Short exercise: Gather from the material every line that contains the string "uyarınca".

Material for the task:
▬▬▬▬▬▬▬▬▬▬
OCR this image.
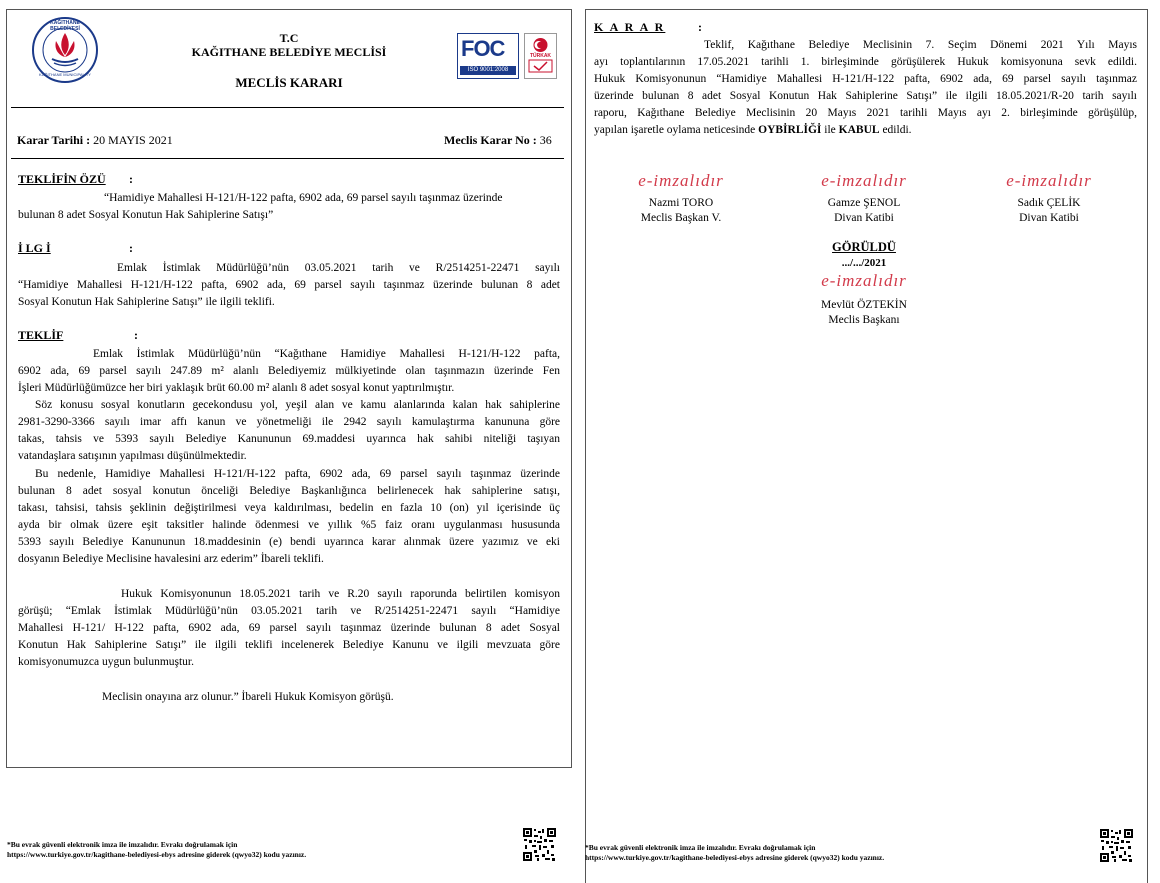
KAĞITHANE BELEDİYESİ
KAĞITHANE MUNICIPALITY
T.C
KAĞITHANE BELEDİYE MECLİSİ
MECLİS KARARI
FOC
ISO 9001:2008
TÜRKAK
Karar Tarihi : 20 MAYIS 2021	Meclis Karar No : 36
TEKLİFİN ÖZÜ :
“Hamidiye Mahallesi H-121/H-122 pafta, 6902 ada, 69 parsel sayılı taşınmaz üzerinde
bulunan 8 adet Sosyal Konutun Hak Sahiplerine Satışı”
İ LG İ	:
Emlak İstimlak Müdürlüğü’nün 03.05.2021 tarih ve R/2514251-22471 sayılı
“Hamidiye Mahallesi H-121/H-122 pafta, 6902 ada, 69 parsel sayılı taşınmaz üzerinde bulunan 8 adet
Sosyal Konutun Hak Sahiplerine Satışı” ile ilgili teklifi.
TEKLİF	:
Emlak İstimlak Müdürlüğü’nün “Kağıthane Hamidiye Mahallesi H-121/H-122 pafta,
6902 ada, 69 parsel sayılı 247.89 m² alanlı Belediyemiz mülkiyetinde olan taşınmazın üzerinde Fen
İşleri Müdürlüğümüzce her biri yaklaşık brüt 60.00 m² alanlı 8 adet sosyal konut yaptırılmıştır.
Söz konusu sosyal konutların gecekondusu yol, yeşil alan ve kamu alanlarında kalan hak sahiplerine
2981-3290-3366 sayılı imar affı kanun ve yönetmeliği ile 2942 sayılı kamulaştırma kanununa göre
takas, tahsis ve 5393 sayılı Belediye Kanununun 69.maddesi uyarınca hak sahibi niteliği taşıyan
vatandaşlara satışının yapılması düşünülmektedir.
Bu nedenle, Hamidiye Mahallesi H-121/H-122 pafta, 6902 ada, 69 parsel sayılı taşınmaz üzerinde
bulunan 8 adet sosyal konutun önceliği Belediye Başkanlığınca belirlenecek hak sahiplerine satışı,
takası, tahsisi, tahsis şeklinin değiştirilmesi veya kaldırılması, bedelin en fazla 10 (on) yıl içerisinde üç
ayda bir olmak üzere eşit taksitler halinde ödenmesi ve yıllık %5 faiz oranı uygulanması hususunda
5393 sayılı Belediye Kanununun 18.maddesinin (e) bendi uyarınca karar alınmak üzere yazımız ve eki
dosyanın Belediye Meclisine havalesini arz ederim” İbareli teklifi.
Hukuk Komisyonunun 18.05.2021 tarih ve R.20 sayılı raporunda belirtilen komisyon
görüşü; “Emlak İstimlak Müdürlüğü’nün 03.05.2021 tarih ve R/2514251-22471 sayılı “Hamidiye
Mahallesi H-121/ H-122 pafta, 6902 ada, 69 parsel sayılı taşınmaz üzerinde bulunan 8 adet Sosyal
Konutun Hak Sahiplerine Satışı” ile ilgili teklifi incelenerek Belediye Kanunu ve ilgili mevzuata göre
komisyonumuzca uygun bulunmuştur.
Meclisin onayına arz olunur.” İbareli Hukuk Komisyon görüşü.
*Bu evrak güvenli elektronik imza ile imzalıdır. Evrakı doğrulamak için
https://www.turkiye.gov.tr/kagithane-belediyesi-ebys adresine giderek (qwyo32) kodu yazınız.
K A R A R	:
Teklif, Kağıthane Belediye Meclisinin 7. Seçim Dönemi 2021 Yılı Mayıs
ayı toplantılarının 17.05.2021 tarihli 1. birleşiminde görüşülerek Hukuk komisyonuna sevk edildi.
Hukuk Komisyonunun “Hamidiye Mahallesi H-121/H-122 pafta, 6902 ada, 69 parsel sayılı taşınmaz
üzerinde bulunan 8 adet Sosyal Konutun Hak Sahiplerine Satışı” ile ilgili 18.05.2021/R-20 tarih sayılı
raporu, Kağıthane Belediye Meclisinin 20 Mayıs 2021 tarihli Mayıs ayı 2. birleşiminde görüşülüp,
yapılan işaretle oylama neticesinde OYBİRLİĞİ ile KABUL edildi.
e-imzalıdır
Nazmi TORO
Meclis Başkan V.
e-imzalıdır
Gamze ŞENOL
Divan Katibi
e-imzalıdır
Sadık ÇELİK
Divan Katibi
GÖRÜLDÜ
.../.../2021
e-imzalıdır
Mevlüt ÖZTEKİN
Meclis Başkanı
*Bu evrak güvenli elektronik imza ile imzalıdır. Evrakı doğrulamak için
https://www.turkiye.gov.tr/kagithane-belediyesi-ebys adresine giderek (qwyo32) kodu yazınız.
▬▬▬▬▬▬▬▬▬▬
Full answer:
takas, tahsis ve 5393 sayılı Belediye Kanununun 69.maddesi uyarınca hak sahibi niteliği taşıyan
5393 sayılı Belediye Kanununun 18.maddesinin (e) bendi uyarınca karar alınmak üzere yazımız ve eki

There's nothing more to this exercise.